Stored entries
%%

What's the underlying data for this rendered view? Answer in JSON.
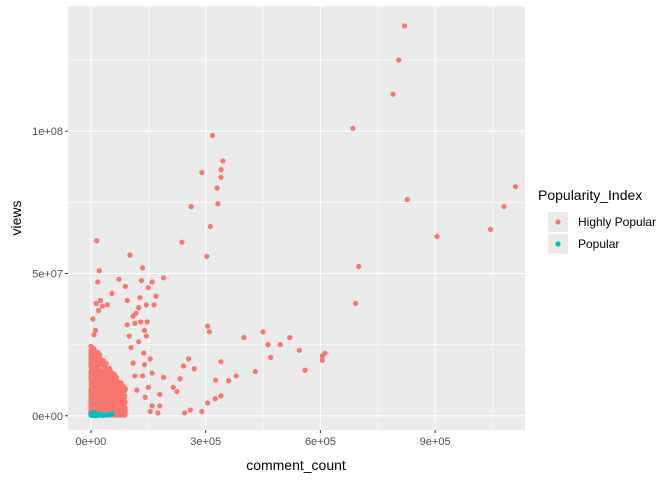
{
  "chart_data": {
    "type": "scatter",
    "title": "",
    "xlabel": "comment_count",
    "ylabel": "views",
    "xlim": [
      -60000,
      1135000
    ],
    "ylim": [
      -5000000,
      144000000
    ],
    "x_ticks": [
      {
        "value": 0,
        "label": "0e+00"
      },
      {
        "value": 300000,
        "label": "3e+05"
      },
      {
        "value": 600000,
        "label": "6e+05"
      },
      {
        "value": 900000,
        "label": "9e+05"
      }
    ],
    "y_ticks": [
      {
        "value": 0,
        "label": "0e+00"
      },
      {
        "value": 50000000,
        "label": "5e+07"
      },
      {
        "value": 100000000,
        "label": "1e+08"
      }
    ],
    "grid": true,
    "legend_position": "right",
    "legend": {
      "title": "Popularity_Index",
      "items": [
        {
          "label": "Highly Popular",
          "color": "#F8766D"
        },
        {
          "label": "Popular",
          "color": "#00BFC4"
        }
      ]
    },
    "series": [
      {
        "name": "Highly Popular",
        "color": "#F8766D",
        "points": [
          [
            820000,
            137000000
          ],
          [
            805000,
            125000000
          ],
          [
            790000,
            113000000
          ],
          [
            685000,
            101000000
          ],
          [
            1110000,
            80500000
          ],
          [
            1080000,
            73500000
          ],
          [
            1045000,
            65500000
          ],
          [
            905000,
            63000000
          ],
          [
            827000,
            76000000
          ],
          [
            700000,
            52500000
          ],
          [
            692000,
            39500000
          ],
          [
            318000,
            98500000
          ],
          [
            345000,
            89500000
          ],
          [
            340000,
            86500000
          ],
          [
            340000,
            83800000
          ],
          [
            290000,
            85500000
          ],
          [
            330000,
            80000000
          ],
          [
            262000,
            73500000
          ],
          [
            332000,
            74500000
          ],
          [
            312000,
            66500000
          ],
          [
            238000,
            61000000
          ],
          [
            303000,
            56000000
          ],
          [
            305000,
            31500000
          ],
          [
            310000,
            29500000
          ],
          [
            340000,
            19000000
          ],
          [
            326000,
            12500000
          ],
          [
            360000,
            12300000
          ],
          [
            380000,
            14000000
          ],
          [
            400000,
            27500000
          ],
          [
            450000,
            29500000
          ],
          [
            470000,
            20500000
          ],
          [
            463000,
            25000000
          ],
          [
            495000,
            25000000
          ],
          [
            520000,
            27500000
          ],
          [
            560000,
            16000000
          ],
          [
            612000,
            22000000
          ],
          [
            605000,
            21000000
          ],
          [
            605000,
            19500000
          ],
          [
            545000,
            23000000
          ],
          [
            430000,
            15500000
          ],
          [
            325000,
            6000000
          ],
          [
            340000,
            7000000
          ],
          [
            305000,
            4500000
          ],
          [
            290000,
            1500000
          ],
          [
            260000,
            2000000
          ],
          [
            245000,
            1000000
          ],
          [
            270000,
            16500000
          ],
          [
            242000,
            17500000
          ],
          [
            255000,
            20000000
          ],
          [
            233000,
            13000000
          ],
          [
            225000,
            8500000
          ],
          [
            215000,
            10000000
          ],
          [
            190000,
            13500000
          ],
          [
            180000,
            3500000
          ],
          [
            175000,
            1000000
          ],
          [
            180000,
            7500000
          ],
          [
            160000,
            15000000
          ],
          [
            155000,
            20000000
          ],
          [
            145000,
            28000000
          ],
          [
            140000,
            30000000
          ],
          [
            147000,
            33000000
          ],
          [
            145000,
            39000000
          ],
          [
            150000,
            45000000
          ],
          [
            160000,
            47000000
          ],
          [
            190000,
            48500000
          ],
          [
            170000,
            42000000
          ],
          [
            165000,
            39000000
          ],
          [
            135000,
            52000000
          ],
          [
            132000,
            47500000
          ],
          [
            128000,
            41500000
          ],
          [
            125000,
            38000000
          ],
          [
            115000,
            32500000
          ],
          [
            110000,
            35000000
          ],
          [
            102000,
            56500000
          ],
          [
            95000,
            40500000
          ],
          [
            90000,
            45500000
          ],
          [
            73000,
            48000000
          ],
          [
            55000,
            43000000
          ],
          [
            43000,
            39000000
          ],
          [
            30000,
            38500000
          ],
          [
            25000,
            40500000
          ],
          [
            20000,
            37000000
          ],
          [
            15000,
            61500000
          ],
          [
            22000,
            51000000
          ],
          [
            18000,
            47000000
          ],
          [
            14000,
            39500000
          ],
          [
            5000,
            34000000
          ],
          [
            8000,
            28500000
          ],
          [
            12000,
            30000000
          ],
          [
            138000,
            22000000
          ],
          [
            140000,
            18000000
          ],
          [
            150000,
            10000000
          ],
          [
            142000,
            6500000
          ],
          [
            160000,
            3500000
          ],
          [
            155000,
            1500000
          ],
          [
            120000,
            9000000
          ],
          [
            115000,
            14000000
          ],
          [
            110000,
            18500000
          ],
          [
            105000,
            24000000
          ],
          [
            100000,
            28000000
          ],
          [
            95000,
            32000000
          ],
          [
            125000,
            26000000
          ],
          [
            130000,
            33000000
          ],
          [
            118000,
            36000000
          ],
          [
            135000,
            14000000
          ]
        ]
      },
      {
        "name": "Popular",
        "color": "#00BFC4",
        "points": [
          [
            500,
            200000
          ],
          [
            1500,
            350000
          ],
          [
            2500,
            150000
          ],
          [
            3500,
            500000
          ],
          [
            5000,
            250000
          ],
          [
            7000,
            400000
          ],
          [
            9000,
            150000
          ],
          [
            12000,
            300000
          ],
          [
            15000,
            100000
          ],
          [
            18000,
            350000
          ],
          [
            22000,
            250000
          ],
          [
            26000,
            500000
          ],
          [
            30000,
            150000
          ],
          [
            35000,
            300000
          ],
          [
            40000,
            200000
          ],
          [
            48000,
            400000
          ],
          [
            55000,
            600000
          ],
          [
            600,
            600000
          ],
          [
            2000,
            900000
          ],
          [
            4000,
            750000
          ],
          [
            6000,
            1000000
          ],
          [
            8500,
            700000
          ],
          [
            11000,
            850000
          ],
          [
            14000,
            600000
          ],
          [
            20000,
            700000
          ]
        ]
      }
    ]
  }
}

%%

Copy all lines from the data that hold the word "color".

REPLY TO THE TASK –
          "color": "#F8766D"
          "color": "#00BFC4"
        "color": "#F8766D",
        "color": "#00BFC4",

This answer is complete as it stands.